Written task:
Write out each entry again. Keep every word exactly as it is.

Record excerpts:
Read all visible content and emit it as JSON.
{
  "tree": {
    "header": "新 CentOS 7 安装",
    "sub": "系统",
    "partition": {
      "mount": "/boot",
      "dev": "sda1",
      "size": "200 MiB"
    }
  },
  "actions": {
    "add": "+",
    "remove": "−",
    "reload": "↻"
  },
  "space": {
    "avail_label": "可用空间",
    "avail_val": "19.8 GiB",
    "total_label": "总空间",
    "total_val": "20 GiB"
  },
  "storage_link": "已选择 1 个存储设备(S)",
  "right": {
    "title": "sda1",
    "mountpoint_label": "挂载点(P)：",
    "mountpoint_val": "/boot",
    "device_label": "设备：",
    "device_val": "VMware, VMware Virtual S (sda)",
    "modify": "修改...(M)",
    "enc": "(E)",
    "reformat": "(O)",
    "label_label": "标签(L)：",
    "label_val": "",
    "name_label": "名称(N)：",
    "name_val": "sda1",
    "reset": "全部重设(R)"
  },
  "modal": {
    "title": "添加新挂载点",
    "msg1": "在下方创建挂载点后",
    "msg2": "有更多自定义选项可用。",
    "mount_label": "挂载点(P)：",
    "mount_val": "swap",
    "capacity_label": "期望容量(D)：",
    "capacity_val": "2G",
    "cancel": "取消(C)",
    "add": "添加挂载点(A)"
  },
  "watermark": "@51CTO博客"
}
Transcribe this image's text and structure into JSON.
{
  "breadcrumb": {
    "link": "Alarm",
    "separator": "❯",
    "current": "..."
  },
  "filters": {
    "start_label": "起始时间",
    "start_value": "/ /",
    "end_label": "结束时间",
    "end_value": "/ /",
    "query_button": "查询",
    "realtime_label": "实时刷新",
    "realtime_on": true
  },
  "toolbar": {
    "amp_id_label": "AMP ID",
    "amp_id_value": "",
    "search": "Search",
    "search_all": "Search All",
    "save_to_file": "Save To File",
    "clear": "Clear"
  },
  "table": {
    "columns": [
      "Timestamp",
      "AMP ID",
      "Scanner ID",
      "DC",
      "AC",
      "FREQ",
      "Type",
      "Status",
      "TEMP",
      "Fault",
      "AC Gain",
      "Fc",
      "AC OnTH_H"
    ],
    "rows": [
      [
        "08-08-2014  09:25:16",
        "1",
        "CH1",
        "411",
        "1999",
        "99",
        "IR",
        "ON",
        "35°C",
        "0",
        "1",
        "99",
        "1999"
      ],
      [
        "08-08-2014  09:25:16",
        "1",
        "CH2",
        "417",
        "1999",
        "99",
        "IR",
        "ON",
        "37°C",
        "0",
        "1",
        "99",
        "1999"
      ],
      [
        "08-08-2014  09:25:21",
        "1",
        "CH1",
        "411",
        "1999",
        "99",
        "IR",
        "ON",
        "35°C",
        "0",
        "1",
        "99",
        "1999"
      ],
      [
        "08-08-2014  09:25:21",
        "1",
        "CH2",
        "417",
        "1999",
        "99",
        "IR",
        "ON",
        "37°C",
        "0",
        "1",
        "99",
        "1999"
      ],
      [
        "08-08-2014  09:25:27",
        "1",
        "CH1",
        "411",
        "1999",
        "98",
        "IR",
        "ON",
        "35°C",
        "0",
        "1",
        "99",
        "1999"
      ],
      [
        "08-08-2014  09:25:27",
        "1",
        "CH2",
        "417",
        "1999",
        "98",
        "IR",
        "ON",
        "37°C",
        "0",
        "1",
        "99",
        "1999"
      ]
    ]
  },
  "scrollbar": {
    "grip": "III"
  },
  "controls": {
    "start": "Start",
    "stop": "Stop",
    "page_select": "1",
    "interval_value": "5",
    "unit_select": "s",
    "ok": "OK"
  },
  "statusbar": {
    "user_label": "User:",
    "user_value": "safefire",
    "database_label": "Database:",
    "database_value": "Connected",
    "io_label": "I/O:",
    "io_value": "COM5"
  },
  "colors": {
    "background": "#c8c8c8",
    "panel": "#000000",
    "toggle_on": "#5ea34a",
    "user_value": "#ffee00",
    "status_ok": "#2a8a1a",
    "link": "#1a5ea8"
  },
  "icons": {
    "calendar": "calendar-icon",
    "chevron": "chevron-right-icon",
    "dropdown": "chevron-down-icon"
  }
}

Problem solution:
Read all visible content and emit it as JSON.
{
  "tree": {
    "header": "新 CentOS 7 安装",
    "sub": "系统",
    "partition": {
      "mount": "/boot",
      "dev": "sda1",
      "size": "200 MiB"
    }
  },
  "actions": {
    "add": "+",
    "remove": "−",
    "reload": "↻"
  },
  "space": {
    "avail_label": "可用空间",
    "avail_val": "19.8 GiB",
    "total_label": "总空间",
    "total_val": "20 GiB"
  },
  "storage_link": "已选择 1 个存储设备(S)",
  "right": {
    "title": "sda1",
    "mountpoint_label": "挂载点(P)：",
    "mountpoint_val": "/boot",
    "device_label": "设备：",
    "device_val": "VMware, VMware Virtual S (sda)",
    "modify": "修改...(M)",
    "enc": "(E)",
    "reformat": "(O)",
    "label_label": "标签(L)：",
    "label_val": "",
    "name_label": "名称(N)：",
    "name_val": "sda1",
    "reset": "全部重设(R)"
  },
  "modal": {
    "title": "添加新挂载点",
    "msg1": "在下方创建挂载点后",
    "msg2": "有更多自定义选项可用。",
    "mount_label": "挂载点(P)：",
    "mount_val": "swap",
    "capacity_label": "期望容量(D)：",
    "capacity_val": "2G",
    "cancel": "取消(C)",
    "add": "添加挂载点(A)"
  },
  "watermark": "@51CTO博客"
}
Transcribe this image's text and structure into JSON.
{
  "breadcrumb": {
    "link": "Alarm",
    "separator": "❯",
    "current": "..."
  },
  "filters": {
    "start_label": "起始时间",
    "start_value": "/ /",
    "end_label": "结束时间",
    "end_value": "/ /",
    "query_button": "查询",
    "realtime_label": "实时刷新",
    "realtime_on": true
  },
  "toolbar": {
    "amp_id_label": "AMP ID",
    "amp_id_value": "",
    "search": "Search",
    "search_all": "Search All",
    "save_to_file": "Save To File",
    "clear": "Clear"
  },
  "table": {
    "columns": [
      "Timestamp",
      "AMP ID",
      "Scanner ID",
      "DC",
      "AC",
      "FREQ",
      "Type",
      "Status",
      "TEMP",
      "Fault",
      "AC Gain",
      "Fc",
      "AC OnTH_H"
    ],
    "rows": [
      [
        "08-08-2014  09:25:16",
        "1",
        "CH1",
        "411",
        "1999",
        "99",
        "IR",
        "ON",
        "35°C",
        "0",
        "1",
        "99",
        "1999"
      ],
      [
        "08-08-2014  09:25:16",
        "1",
        "CH2",
        "417",
        "1999",
        "99",
        "IR",
        "ON",
        "37°C",
        "0",
        "1",
        "99",
        "1999"
      ],
      [
        "08-08-2014  09:25:21",
        "1",
        "CH1",
        "411",
        "1999",
        "99",
        "IR",
        "ON",
        "35°C",
        "0",
        "1",
        "99",
        "1999"
      ],
      [
        "08-08-2014  09:25:21",
        "1",
        "CH2",
        "417",
        "1999",
        "99",
        "IR",
        "ON",
        "37°C",
        "0",
        "1",
        "99",
        "1999"
      ],
      [
        "08-08-2014  09:25:27",
        "1",
        "CH1",
        "411",
        "1999",
        "98",
        "IR",
        "ON",
        "35°C",
        "0",
        "1",
        "99",
        "1999"
      ],
      [
        "08-08-2014  09:25:27",
        "1",
        "CH2",
        "417",
        "1999",
        "98",
        "IR",
        "ON",
        "37°C",
        "0",
        "1",
        "99",
        "1999"
      ]
    ]
  },
  "scrollbar": {
    "grip": "III"
  },
  "controls": {
    "start": "Start",
    "stop": "Stop",
    "page_select": "1",
    "interval_value": "5",
    "unit_select": "s",
    "ok": "OK"
  },
  "statusbar": {
    "user_label": "User:",
    "user_value": "safefire",
    "database_label": "Database:",
    "database_value": "Connected",
    "io_label": "I/O:",
    "io_value": "COM5"
  },
  "colors": {
    "background": "#c8c8c8",
    "panel": "#000000",
    "toggle_on": "#5ea34a",
    "user_value": "#ffee00",
    "status_ok": "#2a8a1a",
    "link": "#1a5ea8"
  },
  "icons": {
    "calendar": "calendar-icon",
    "chevron": "chevron-right-icon",
    "dropdown": "chevron-down-icon"
  }
}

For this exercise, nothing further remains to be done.